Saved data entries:
◇ ◇ ◇ ◇ ◇ ◇ ◇
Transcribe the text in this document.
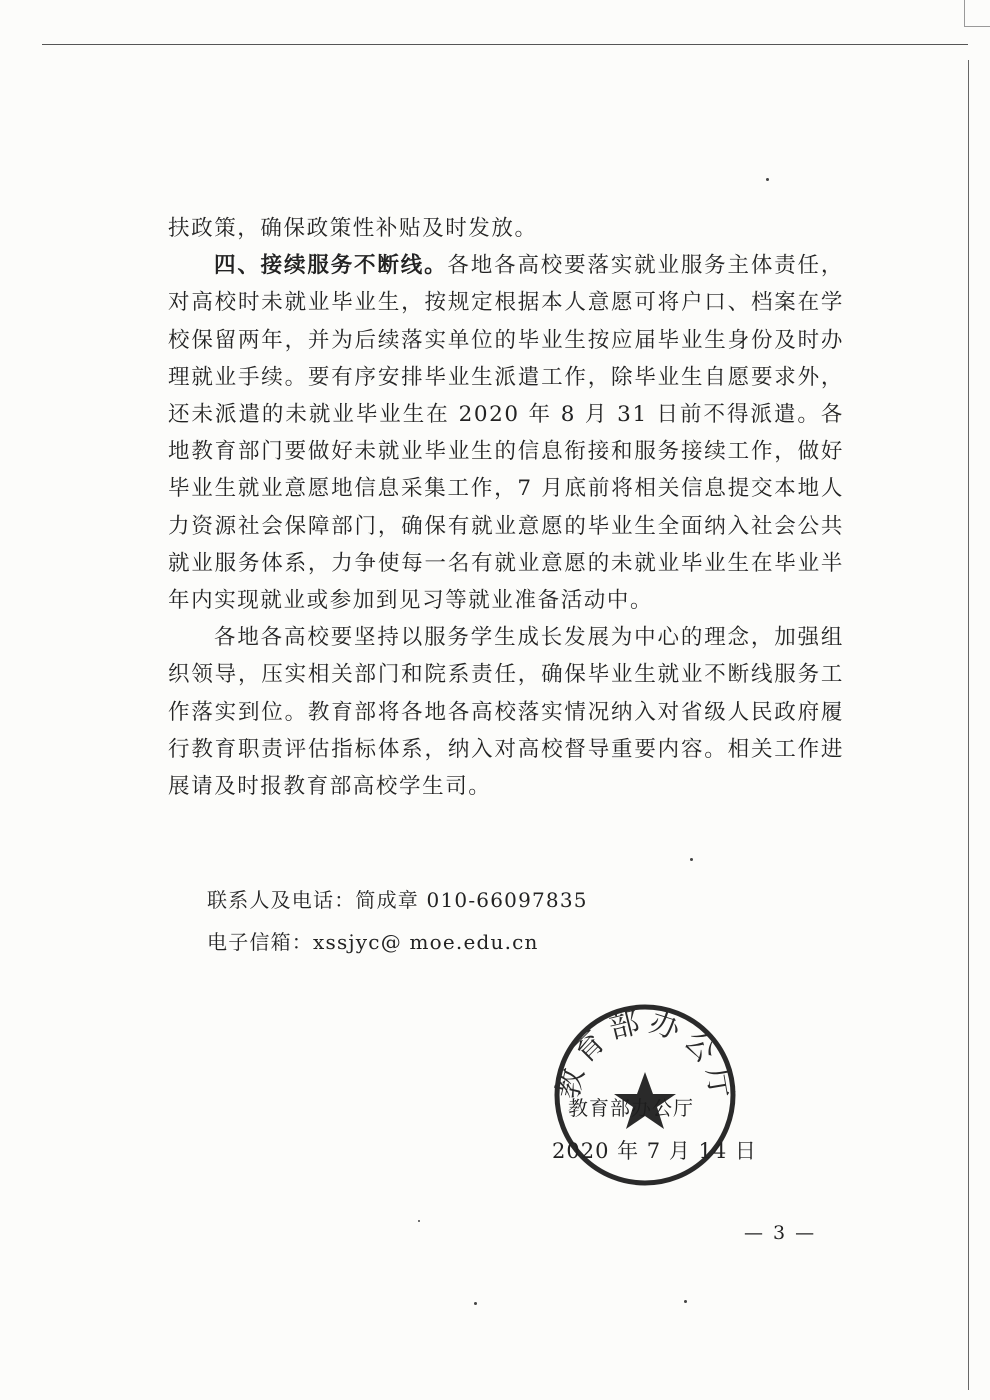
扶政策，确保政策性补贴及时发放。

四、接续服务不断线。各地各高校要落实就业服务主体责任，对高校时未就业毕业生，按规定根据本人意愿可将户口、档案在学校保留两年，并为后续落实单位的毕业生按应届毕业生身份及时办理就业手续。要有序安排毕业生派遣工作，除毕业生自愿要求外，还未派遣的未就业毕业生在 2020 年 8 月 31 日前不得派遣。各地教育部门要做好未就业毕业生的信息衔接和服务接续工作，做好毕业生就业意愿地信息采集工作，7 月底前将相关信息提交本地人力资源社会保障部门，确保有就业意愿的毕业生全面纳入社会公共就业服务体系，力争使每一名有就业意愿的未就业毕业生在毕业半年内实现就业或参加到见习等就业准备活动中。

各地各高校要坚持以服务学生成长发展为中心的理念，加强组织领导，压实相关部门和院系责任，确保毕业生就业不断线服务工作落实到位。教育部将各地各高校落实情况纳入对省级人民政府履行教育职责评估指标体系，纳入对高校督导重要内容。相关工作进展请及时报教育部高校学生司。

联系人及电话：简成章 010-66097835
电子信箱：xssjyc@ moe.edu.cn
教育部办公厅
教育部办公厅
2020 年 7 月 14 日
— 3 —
◇ ◇ ◇ ◇ ◇ ◇ ◇
_Your task_. All entries are to be retyped exactly. Omit any embedded images.

_Answer for this exercise_.
Transcribe the text in this document.
扶政策，确保政策性补贴及时发放。

四、接续服务不断线。各地各高校要落实就业服务主体责任，对高校时未就业毕业生，按规定根据本人意愿可将户口、档案在学校保留两年，并为后续落实单位的毕业生按应届毕业生身份及时办理就业手续。要有序安排毕业生派遣工作，除毕业生自愿要求外，还未派遣的未就业毕业生在 2020 年 8 月 31 日前不得派遣。各地教育部门要做好未就业毕业生的信息衔接和服务接续工作，做好毕业生就业意愿地信息采集工作，7 月底前将相关信息提交本地人力资源社会保障部门，确保有就业意愿的毕业生全面纳入社会公共就业服务体系，力争使每一名有就业意愿的未就业毕业生在毕业半年内实现就业或参加到见习等就业准备活动中。

各地各高校要坚持以服务学生成长发展为中心的理念，加强组织领导，压实相关部门和院系责任，确保毕业生就业不断线服务工作落实到位。教育部将各地各高校落实情况纳入对省级人民政府履行教育职责评估指标体系，纳入对高校督导重要内容。相关工作进展请及时报教育部高校学生司。

联系人及电话：简成章 010-66097835
电子信箱：xssjyc@ moe.edu.cn
教育部办公厅
教育部办公厅
2020 年 7 月 14 日
— 3 —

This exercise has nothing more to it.